From the entries provided below, copy each line that contains the word "JSON".

★ ★ ★ ★ ★ ★ ★

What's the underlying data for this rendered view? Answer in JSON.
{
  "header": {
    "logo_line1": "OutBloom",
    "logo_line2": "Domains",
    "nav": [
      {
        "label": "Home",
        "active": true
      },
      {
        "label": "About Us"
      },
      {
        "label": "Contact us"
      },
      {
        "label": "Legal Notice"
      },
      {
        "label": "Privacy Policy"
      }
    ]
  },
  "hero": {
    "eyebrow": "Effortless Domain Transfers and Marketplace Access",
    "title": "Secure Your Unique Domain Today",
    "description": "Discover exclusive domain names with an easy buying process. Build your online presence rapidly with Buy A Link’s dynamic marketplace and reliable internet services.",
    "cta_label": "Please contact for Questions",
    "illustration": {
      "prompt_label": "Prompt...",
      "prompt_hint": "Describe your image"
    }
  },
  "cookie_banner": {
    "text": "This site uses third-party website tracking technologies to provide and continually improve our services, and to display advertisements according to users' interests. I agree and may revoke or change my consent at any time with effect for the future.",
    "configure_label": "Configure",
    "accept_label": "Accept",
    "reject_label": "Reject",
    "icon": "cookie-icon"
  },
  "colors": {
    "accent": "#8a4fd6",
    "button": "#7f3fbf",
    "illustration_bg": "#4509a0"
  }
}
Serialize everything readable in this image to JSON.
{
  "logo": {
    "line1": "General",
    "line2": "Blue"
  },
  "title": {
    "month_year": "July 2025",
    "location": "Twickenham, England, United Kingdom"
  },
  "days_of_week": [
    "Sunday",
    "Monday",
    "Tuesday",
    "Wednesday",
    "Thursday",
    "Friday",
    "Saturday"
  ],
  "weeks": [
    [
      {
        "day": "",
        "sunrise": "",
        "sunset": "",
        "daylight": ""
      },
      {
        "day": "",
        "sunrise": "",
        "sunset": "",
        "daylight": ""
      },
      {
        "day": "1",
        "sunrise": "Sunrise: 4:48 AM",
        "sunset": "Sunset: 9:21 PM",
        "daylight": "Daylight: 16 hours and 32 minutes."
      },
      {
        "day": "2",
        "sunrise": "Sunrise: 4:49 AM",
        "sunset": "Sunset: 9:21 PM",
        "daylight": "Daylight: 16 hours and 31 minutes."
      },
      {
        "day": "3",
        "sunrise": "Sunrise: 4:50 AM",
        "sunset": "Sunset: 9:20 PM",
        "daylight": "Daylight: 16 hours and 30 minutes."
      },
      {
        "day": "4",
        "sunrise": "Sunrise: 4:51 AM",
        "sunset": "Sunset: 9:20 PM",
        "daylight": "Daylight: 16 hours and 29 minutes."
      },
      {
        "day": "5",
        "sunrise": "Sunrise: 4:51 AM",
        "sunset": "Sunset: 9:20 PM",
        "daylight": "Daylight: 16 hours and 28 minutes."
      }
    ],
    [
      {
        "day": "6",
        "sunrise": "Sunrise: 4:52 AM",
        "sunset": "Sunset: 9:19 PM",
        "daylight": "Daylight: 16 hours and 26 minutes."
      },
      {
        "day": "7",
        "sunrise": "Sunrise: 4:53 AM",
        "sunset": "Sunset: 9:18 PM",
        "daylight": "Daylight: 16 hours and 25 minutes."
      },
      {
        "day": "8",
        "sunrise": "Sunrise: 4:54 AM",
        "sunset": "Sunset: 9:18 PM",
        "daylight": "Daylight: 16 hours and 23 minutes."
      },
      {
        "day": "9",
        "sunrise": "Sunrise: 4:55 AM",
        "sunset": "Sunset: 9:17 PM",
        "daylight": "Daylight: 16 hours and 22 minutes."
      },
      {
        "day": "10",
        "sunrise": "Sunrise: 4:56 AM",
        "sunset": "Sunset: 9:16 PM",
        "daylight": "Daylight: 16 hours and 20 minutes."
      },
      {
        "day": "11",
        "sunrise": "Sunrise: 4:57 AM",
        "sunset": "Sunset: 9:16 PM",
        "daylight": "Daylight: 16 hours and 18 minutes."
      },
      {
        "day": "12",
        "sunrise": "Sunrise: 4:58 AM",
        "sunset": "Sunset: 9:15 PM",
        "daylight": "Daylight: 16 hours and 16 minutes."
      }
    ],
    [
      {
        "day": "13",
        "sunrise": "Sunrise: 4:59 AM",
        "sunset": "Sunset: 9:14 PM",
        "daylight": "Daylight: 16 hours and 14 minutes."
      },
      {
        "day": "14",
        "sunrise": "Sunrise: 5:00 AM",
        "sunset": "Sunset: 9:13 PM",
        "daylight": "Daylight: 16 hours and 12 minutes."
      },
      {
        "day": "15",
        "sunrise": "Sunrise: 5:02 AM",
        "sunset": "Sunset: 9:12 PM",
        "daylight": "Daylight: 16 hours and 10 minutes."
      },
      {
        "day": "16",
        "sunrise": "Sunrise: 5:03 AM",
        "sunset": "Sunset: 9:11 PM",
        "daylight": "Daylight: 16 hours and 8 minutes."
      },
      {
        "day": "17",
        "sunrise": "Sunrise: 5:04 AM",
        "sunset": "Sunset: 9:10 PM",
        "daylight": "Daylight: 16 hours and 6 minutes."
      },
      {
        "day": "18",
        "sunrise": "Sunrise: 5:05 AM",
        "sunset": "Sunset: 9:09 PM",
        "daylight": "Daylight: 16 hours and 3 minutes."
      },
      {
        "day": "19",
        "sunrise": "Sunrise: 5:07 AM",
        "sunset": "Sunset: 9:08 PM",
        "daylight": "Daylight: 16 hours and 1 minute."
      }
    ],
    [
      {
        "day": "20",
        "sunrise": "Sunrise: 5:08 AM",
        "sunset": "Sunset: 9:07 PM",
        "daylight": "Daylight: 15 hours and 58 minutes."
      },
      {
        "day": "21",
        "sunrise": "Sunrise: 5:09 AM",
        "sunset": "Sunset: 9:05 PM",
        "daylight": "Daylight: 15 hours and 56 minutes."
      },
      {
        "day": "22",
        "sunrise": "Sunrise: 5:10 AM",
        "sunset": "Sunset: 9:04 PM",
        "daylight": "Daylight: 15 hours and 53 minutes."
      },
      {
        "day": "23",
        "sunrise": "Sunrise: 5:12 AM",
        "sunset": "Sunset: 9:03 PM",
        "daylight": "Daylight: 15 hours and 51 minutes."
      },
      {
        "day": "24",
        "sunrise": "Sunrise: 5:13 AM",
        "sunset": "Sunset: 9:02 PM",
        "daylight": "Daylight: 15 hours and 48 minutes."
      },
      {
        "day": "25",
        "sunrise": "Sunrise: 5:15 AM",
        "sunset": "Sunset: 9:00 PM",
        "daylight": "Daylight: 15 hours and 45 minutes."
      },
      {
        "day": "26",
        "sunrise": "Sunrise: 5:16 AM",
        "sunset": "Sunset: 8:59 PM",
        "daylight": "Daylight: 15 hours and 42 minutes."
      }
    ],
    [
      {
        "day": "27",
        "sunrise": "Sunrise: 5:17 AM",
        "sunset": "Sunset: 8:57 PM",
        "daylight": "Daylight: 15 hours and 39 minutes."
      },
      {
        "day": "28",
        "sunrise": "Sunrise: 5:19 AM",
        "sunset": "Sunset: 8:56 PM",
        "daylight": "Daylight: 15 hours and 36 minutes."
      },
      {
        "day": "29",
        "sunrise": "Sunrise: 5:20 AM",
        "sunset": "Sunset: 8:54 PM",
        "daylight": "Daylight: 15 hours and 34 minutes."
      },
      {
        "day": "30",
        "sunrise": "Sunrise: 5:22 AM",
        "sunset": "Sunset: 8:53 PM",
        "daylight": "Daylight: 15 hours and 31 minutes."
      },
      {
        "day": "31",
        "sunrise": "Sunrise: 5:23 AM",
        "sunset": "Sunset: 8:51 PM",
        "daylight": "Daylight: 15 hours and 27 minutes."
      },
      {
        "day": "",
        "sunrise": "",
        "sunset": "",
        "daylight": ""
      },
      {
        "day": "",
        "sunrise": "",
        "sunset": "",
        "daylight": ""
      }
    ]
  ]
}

★ ★ ★ ★ ★ ★ ★

### WRITTEN RESPONSE
What's the underlying data for this rendered view? Answer in JSON.
Serialize everything readable in this image to JSON.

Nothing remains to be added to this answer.